+++ Dataset excerpts +++
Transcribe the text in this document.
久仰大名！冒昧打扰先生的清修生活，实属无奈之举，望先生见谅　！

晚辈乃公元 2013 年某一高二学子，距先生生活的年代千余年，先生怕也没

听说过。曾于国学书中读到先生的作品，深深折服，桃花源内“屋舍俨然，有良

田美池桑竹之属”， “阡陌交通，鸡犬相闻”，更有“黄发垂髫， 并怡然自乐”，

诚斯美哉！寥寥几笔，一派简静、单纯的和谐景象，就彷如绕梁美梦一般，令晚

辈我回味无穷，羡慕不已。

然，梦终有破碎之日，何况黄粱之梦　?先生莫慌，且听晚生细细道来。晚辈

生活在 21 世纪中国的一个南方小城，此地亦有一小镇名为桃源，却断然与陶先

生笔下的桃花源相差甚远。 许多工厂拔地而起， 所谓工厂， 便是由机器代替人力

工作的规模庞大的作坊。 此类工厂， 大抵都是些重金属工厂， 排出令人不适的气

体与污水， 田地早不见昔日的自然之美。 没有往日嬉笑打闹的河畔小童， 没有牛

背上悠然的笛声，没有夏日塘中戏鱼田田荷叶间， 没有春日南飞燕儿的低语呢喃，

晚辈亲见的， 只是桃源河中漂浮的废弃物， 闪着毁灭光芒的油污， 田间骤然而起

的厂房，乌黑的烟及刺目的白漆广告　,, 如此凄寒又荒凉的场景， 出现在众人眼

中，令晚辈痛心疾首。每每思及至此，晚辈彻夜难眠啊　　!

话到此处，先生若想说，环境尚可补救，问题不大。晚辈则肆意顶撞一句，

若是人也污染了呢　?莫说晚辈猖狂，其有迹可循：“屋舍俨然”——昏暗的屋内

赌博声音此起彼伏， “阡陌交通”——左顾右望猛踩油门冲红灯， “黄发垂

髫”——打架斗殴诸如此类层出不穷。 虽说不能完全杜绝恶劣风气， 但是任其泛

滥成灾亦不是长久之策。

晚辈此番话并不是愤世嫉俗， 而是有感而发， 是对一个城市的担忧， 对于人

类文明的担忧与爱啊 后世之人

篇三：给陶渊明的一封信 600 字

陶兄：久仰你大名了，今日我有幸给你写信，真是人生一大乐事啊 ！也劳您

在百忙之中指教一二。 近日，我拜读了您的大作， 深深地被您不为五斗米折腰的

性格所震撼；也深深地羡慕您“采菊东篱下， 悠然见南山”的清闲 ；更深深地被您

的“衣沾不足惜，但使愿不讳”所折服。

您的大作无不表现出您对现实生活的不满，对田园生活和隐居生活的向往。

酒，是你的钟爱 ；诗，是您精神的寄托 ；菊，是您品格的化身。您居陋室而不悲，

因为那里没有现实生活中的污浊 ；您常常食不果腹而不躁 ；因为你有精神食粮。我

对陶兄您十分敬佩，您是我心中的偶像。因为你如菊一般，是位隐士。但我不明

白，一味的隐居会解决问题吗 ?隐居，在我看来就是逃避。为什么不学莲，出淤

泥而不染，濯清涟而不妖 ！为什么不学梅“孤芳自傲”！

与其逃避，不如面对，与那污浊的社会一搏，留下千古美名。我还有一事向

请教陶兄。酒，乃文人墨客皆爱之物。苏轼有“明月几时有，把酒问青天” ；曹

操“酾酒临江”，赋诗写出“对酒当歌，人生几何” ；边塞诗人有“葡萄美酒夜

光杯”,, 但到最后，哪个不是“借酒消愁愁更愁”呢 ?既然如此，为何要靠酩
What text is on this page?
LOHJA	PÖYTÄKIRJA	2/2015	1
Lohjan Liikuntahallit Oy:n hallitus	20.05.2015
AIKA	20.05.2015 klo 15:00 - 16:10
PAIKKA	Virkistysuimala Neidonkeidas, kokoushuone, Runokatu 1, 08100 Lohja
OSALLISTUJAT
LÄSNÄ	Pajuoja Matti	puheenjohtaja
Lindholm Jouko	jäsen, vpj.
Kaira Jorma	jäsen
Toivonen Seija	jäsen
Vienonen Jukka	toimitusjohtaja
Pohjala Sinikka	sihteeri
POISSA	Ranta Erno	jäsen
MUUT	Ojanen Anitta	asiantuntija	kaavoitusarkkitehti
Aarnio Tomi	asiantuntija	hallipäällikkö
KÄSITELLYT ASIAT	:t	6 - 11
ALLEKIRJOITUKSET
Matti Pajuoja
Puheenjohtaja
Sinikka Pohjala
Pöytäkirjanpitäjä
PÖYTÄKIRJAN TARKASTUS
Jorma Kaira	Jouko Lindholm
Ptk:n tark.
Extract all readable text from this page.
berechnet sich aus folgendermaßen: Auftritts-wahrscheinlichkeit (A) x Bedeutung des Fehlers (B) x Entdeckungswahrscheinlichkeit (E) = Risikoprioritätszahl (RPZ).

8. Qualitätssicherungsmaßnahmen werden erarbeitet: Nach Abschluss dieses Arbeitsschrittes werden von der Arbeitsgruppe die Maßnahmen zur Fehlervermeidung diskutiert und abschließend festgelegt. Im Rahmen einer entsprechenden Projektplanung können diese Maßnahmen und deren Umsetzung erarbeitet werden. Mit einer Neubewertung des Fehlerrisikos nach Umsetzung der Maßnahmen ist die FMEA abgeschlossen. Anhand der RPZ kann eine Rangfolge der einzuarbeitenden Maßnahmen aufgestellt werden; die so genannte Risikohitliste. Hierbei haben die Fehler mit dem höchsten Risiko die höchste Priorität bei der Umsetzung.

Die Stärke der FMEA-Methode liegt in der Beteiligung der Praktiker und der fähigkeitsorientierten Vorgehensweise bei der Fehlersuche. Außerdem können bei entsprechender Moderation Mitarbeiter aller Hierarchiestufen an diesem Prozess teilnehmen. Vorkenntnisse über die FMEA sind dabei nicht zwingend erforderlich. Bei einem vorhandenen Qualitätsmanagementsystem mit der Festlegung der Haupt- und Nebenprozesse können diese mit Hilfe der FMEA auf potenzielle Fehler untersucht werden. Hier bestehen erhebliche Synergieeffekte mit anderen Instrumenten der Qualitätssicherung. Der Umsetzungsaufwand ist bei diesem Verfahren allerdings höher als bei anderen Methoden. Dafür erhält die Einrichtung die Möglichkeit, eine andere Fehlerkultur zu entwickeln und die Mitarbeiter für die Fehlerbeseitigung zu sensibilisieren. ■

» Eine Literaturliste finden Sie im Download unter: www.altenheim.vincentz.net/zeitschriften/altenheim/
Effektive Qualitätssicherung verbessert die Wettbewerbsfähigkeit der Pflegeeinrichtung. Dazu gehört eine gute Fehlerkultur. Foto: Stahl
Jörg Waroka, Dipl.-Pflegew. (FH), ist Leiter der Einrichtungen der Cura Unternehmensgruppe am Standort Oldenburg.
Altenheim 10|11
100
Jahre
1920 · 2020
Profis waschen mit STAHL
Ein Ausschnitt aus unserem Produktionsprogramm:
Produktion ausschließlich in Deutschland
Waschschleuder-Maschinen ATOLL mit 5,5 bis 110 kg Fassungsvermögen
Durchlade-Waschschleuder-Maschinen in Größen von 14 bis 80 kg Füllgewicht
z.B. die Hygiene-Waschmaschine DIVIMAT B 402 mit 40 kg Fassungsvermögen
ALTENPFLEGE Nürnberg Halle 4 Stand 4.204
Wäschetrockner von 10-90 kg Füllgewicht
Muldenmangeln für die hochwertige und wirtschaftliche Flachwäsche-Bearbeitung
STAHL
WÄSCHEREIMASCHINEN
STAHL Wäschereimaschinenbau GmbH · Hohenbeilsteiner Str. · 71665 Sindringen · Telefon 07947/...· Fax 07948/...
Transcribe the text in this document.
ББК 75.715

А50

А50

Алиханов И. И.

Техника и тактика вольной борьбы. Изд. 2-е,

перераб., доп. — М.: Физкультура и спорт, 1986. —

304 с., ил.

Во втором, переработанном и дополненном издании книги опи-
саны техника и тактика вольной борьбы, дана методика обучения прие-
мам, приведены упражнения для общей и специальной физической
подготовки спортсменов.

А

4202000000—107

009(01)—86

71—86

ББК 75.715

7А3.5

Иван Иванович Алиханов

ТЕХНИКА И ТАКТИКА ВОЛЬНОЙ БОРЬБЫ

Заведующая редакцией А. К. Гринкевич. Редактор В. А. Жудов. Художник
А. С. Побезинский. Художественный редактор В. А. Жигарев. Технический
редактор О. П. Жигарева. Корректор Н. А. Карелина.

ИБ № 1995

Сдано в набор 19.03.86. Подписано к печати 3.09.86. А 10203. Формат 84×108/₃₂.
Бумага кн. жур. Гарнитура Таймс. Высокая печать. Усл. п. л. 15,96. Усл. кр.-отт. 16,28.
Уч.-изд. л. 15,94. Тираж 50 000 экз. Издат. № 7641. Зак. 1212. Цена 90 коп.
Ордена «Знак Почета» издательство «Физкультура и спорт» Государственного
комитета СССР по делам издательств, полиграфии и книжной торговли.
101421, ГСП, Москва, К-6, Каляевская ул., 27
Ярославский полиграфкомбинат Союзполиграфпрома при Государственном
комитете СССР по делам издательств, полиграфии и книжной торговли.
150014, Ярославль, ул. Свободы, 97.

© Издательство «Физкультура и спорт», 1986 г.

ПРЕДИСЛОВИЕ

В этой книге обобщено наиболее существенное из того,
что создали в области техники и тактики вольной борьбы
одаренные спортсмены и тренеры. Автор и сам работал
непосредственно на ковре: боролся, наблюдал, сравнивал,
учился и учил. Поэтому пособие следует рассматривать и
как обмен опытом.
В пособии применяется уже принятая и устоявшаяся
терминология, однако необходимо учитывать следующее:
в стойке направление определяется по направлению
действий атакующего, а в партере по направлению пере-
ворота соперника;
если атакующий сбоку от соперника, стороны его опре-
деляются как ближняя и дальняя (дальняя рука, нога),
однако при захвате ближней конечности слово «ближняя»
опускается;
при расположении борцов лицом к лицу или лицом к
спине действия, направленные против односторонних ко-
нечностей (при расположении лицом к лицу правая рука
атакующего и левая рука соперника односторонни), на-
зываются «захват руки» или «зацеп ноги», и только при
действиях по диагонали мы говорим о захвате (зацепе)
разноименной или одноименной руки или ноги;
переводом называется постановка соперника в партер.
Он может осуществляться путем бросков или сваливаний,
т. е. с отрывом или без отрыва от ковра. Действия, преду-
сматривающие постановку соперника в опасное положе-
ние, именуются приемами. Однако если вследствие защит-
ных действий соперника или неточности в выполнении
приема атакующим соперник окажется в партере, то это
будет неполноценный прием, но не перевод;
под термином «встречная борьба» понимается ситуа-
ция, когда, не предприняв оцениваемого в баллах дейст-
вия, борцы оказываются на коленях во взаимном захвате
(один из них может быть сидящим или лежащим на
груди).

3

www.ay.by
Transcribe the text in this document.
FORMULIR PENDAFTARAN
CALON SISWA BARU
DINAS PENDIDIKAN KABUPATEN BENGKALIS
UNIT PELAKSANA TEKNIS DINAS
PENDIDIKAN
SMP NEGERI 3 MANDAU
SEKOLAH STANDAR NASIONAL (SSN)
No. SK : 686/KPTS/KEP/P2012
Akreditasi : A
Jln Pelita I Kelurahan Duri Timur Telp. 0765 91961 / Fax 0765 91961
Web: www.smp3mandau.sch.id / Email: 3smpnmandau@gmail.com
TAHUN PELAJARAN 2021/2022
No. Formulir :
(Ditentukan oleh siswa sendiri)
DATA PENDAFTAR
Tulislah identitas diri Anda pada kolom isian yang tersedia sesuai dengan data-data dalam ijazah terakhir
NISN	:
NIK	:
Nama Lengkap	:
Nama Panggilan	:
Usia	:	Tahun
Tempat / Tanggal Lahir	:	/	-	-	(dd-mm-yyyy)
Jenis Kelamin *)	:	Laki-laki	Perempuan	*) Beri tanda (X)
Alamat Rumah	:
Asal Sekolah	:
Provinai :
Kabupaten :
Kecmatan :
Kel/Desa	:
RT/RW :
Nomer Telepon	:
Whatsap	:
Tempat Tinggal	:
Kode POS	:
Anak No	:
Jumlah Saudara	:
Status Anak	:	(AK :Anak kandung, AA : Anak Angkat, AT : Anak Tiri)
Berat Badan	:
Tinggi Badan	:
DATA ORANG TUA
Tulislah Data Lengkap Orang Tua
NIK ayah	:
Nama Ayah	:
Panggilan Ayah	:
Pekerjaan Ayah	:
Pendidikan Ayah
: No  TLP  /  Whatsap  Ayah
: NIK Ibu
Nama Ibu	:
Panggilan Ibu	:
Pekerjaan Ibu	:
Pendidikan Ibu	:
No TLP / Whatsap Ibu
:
+++
Sift through the entries and copy every line with "asiantuntija".

**Reply**
MUUT	Ojanen Anitta	asiantuntija	kaavoitusarkkitehti
Aarnio Tomi	asiantuntija	hallipäällikkö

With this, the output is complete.